**Aim of the task**.
Write out the records below once more, exactly as they stand.

— BEGIN —

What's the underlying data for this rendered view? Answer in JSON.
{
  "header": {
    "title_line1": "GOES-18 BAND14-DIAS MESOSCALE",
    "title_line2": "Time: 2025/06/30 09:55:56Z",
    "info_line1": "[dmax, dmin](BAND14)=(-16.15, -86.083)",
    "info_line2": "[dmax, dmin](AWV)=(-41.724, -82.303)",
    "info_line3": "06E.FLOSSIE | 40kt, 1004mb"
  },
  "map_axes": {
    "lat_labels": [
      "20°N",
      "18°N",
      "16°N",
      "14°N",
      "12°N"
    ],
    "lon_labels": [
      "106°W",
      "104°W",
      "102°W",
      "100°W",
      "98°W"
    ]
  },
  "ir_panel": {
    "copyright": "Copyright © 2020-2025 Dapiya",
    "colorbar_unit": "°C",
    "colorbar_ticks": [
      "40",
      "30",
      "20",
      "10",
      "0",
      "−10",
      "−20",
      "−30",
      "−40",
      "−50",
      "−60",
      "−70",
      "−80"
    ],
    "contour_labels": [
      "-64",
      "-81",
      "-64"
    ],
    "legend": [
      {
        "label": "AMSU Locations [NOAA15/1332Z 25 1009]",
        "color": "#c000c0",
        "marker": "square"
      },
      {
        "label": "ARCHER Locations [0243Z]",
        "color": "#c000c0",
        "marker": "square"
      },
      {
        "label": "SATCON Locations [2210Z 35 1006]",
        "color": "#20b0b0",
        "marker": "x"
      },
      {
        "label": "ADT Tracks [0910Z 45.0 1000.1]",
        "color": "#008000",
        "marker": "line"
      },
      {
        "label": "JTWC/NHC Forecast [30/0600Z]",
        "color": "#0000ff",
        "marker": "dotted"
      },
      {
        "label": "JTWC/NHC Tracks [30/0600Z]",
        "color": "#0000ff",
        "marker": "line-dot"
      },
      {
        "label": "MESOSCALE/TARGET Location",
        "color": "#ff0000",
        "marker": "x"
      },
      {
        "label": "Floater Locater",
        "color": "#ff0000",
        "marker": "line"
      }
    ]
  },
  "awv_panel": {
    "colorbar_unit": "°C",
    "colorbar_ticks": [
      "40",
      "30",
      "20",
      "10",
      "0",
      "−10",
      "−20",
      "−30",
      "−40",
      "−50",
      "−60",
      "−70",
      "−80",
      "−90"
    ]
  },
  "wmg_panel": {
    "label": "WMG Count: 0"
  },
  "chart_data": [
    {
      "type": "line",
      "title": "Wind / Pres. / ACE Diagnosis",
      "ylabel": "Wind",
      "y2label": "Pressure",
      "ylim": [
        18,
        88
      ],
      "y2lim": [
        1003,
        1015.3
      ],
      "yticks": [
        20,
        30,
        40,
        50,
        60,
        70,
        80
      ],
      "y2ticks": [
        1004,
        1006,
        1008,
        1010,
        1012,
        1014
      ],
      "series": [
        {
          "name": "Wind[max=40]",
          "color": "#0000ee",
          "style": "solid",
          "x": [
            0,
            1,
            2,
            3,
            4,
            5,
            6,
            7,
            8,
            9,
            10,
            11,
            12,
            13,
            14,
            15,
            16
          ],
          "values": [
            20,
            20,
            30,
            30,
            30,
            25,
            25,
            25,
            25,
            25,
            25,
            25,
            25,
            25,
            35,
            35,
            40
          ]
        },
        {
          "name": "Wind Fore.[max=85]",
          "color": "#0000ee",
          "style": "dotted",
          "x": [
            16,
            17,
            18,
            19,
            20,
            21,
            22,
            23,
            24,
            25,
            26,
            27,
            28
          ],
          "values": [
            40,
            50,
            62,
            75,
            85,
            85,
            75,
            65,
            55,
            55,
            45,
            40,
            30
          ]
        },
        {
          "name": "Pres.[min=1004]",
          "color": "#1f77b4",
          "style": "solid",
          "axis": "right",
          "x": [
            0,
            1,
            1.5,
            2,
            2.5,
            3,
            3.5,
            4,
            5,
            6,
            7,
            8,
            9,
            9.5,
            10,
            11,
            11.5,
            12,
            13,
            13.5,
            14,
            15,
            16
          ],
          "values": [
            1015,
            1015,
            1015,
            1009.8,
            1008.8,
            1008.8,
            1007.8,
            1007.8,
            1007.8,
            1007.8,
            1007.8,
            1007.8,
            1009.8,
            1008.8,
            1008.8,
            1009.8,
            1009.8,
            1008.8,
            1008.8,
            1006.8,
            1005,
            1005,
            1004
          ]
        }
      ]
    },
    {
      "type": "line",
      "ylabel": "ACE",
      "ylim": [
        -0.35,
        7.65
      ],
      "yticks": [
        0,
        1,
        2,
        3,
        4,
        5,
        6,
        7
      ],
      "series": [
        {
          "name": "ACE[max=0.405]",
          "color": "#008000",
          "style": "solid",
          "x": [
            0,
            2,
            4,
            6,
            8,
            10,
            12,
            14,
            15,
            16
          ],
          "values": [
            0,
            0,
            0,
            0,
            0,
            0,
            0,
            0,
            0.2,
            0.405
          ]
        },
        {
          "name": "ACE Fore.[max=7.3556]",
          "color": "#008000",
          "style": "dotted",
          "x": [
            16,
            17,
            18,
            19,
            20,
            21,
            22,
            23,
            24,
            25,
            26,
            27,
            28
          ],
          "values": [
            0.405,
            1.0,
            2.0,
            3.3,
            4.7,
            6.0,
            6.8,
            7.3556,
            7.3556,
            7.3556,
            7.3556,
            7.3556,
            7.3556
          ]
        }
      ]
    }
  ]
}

— END —

**Result of the exercise**.
What's the underlying data for this rendered view? Answer in JSON.
{
  "header": {
    "title_line1": "GOES-18 BAND14-DIAS MESOSCALE",
    "title_line2": "Time: 2025/06/30 09:55:56Z",
    "info_line1": "[dmax, dmin](BAND14)=(-16.15, -86.083)",
    "info_line2": "[dmax, dmin](AWV)=(-41.724, -82.303)",
    "info_line3": "06E.FLOSSIE | 40kt, 1004mb"
  },
  "map_axes": {
    "lat_labels": [
      "20°N",
      "18°N",
      "16°N",
      "14°N",
      "12°N"
    ],
    "lon_labels": [
      "106°W",
      "104°W",
      "102°W",
      "100°W",
      "98°W"
    ]
  },
  "ir_panel": {
    "copyright": "Copyright © 2020-2025 Dapiya",
    "colorbar_unit": "°C",
    "colorbar_ticks": [
      "40",
      "30",
      "20",
      "10",
      "0",
      "−10",
      "−20",
      "−30",
      "−40",
      "−50",
      "−60",
      "−70",
      "−80"
    ],
    "contour_labels": [
      "-64",
      "-81",
      "-64"
    ],
    "legend": [
      {
        "label": "AMSU Locations [NOAA15/1332Z 25 1009]",
        "color": "#c000c0",
        "marker": "square"
      },
      {
        "label": "ARCHER Locations [0243Z]",
        "color": "#c000c0",
        "marker": "square"
      },
      {
        "label": "SATCON Locations [2210Z 35 1006]",
        "color": "#20b0b0",
        "marker": "x"
      },
      {
        "label": "ADT Tracks [0910Z 45.0 1000.1]",
        "color": "#008000",
        "marker": "line"
      },
      {
        "label": "JTWC/NHC Forecast [30/0600Z]",
        "color": "#0000ff",
        "marker": "dotted"
      },
      {
        "label": "JTWC/NHC Tracks [30/0600Z]",
        "color": "#0000ff",
        "marker": "line-dot"
      },
      {
        "label": "MESOSCALE/TARGET Location",
        "color": "#ff0000",
        "marker": "x"
      },
      {
        "label": "Floater Locater",
        "color": "#ff0000",
        "marker": "line"
      }
    ]
  },
  "awv_panel": {
    "colorbar_unit": "°C",
    "colorbar_ticks": [
      "40",
      "30",
      "20",
      "10",
      "0",
      "−10",
      "−20",
      "−30",
      "−40",
      "−50",
      "−60",
      "−70",
      "−80",
      "−90"
    ]
  },
  "wmg_panel": {
    "label": "WMG Count: 0"
  },
  "chart_data": [
    {
      "type": "line",
      "title": "Wind / Pres. / ACE Diagnosis",
      "ylabel": "Wind",
      "y2label": "Pressure",
      "ylim": [
        18,
        88
      ],
      "y2lim": [
        1003,
        1015.3
      ],
      "yticks": [
        20,
        30,
        40,
        50,
        60,
        70,
        80
      ],
      "y2ticks": [
        1004,
        1006,
        1008,
        1010,
        1012,
        1014
      ],
      "series": [
        {
          "name": "Wind[max=40]",
          "color": "#0000ee",
          "style": "solid",
          "x": [
            0,
            1,
            2,
            3,
            4,
            5,
            6,
            7,
            8,
            9,
            10,
            11,
            12,
            13,
            14,
            15,
            16
          ],
          "values": [
            20,
            20,
            30,
            30,
            30,
            25,
            25,
            25,
            25,
            25,
            25,
            25,
            25,
            25,
            35,
            35,
            40
          ]
        },
        {
          "name": "Wind Fore.[max=85]",
          "color": "#0000ee",
          "style": "dotted",
          "x": [
            16,
            17,
            18,
            19,
            20,
            21,
            22,
            23,
            24,
            25,
            26,
            27,
            28
          ],
          "values": [
            40,
            50,
            62,
            75,
            85,
            85,
            75,
            65,
            55,
            55,
            45,
            40,
            30
          ]
        },
        {
          "name": "Pres.[min=1004]",
          "color": "#1f77b4",
          "style": "solid",
          "axis": "right",
          "x": [
            0,
            1,
            1.5,
            2,
            2.5,
            3,
            3.5,
            4,
            5,
            6,
            7,
            8,
            9,
            9.5,
            10,
            11,
            11.5,
            12,
            13,
            13.5,
            14,
            15,
            16
          ],
          "values": [
            1015,
            1015,
            1015,
            1009.8,
            1008.8,
            1008.8,
            1007.8,
            1007.8,
            1007.8,
            1007.8,
            1007.8,
            1007.8,
            1009.8,
            1008.8,
            1008.8,
            1009.8,
            1009.8,
            1008.8,
            1008.8,
            1006.8,
            1005,
            1005,
            1004
          ]
        }
      ]
    },
    {
      "type": "line",
      "ylabel": "ACE",
      "ylim": [
        -0.35,
        7.65
      ],
      "yticks": [
        0,
        1,
        2,
        3,
        4,
        5,
        6,
        7
      ],
      "series": [
        {
          "name": "ACE[max=0.405]",
          "color": "#008000",
          "style": "solid",
          "x": [
            0,
            2,
            4,
            6,
            8,
            10,
            12,
            14,
            15,
            16
          ],
          "values": [
            0,
            0,
            0,
            0,
            0,
            0,
            0,
            0,
            0.2,
            0.405
          ]
        },
        {
          "name": "ACE Fore.[max=7.3556]",
          "color": "#008000",
          "style": "dotted",
          "x": [
            16,
            17,
            18,
            19,
            20,
            21,
            22,
            23,
            24,
            25,
            26,
            27,
            28
          ],
          "values": [
            0.405,
            1.0,
            2.0,
            3.3,
            4.7,
            6.0,
            6.8,
            7.3556,
            7.3556,
            7.3556,
            7.3556,
            7.3556,
            7.3556
          ]
        }
      ]
    }
  ]
}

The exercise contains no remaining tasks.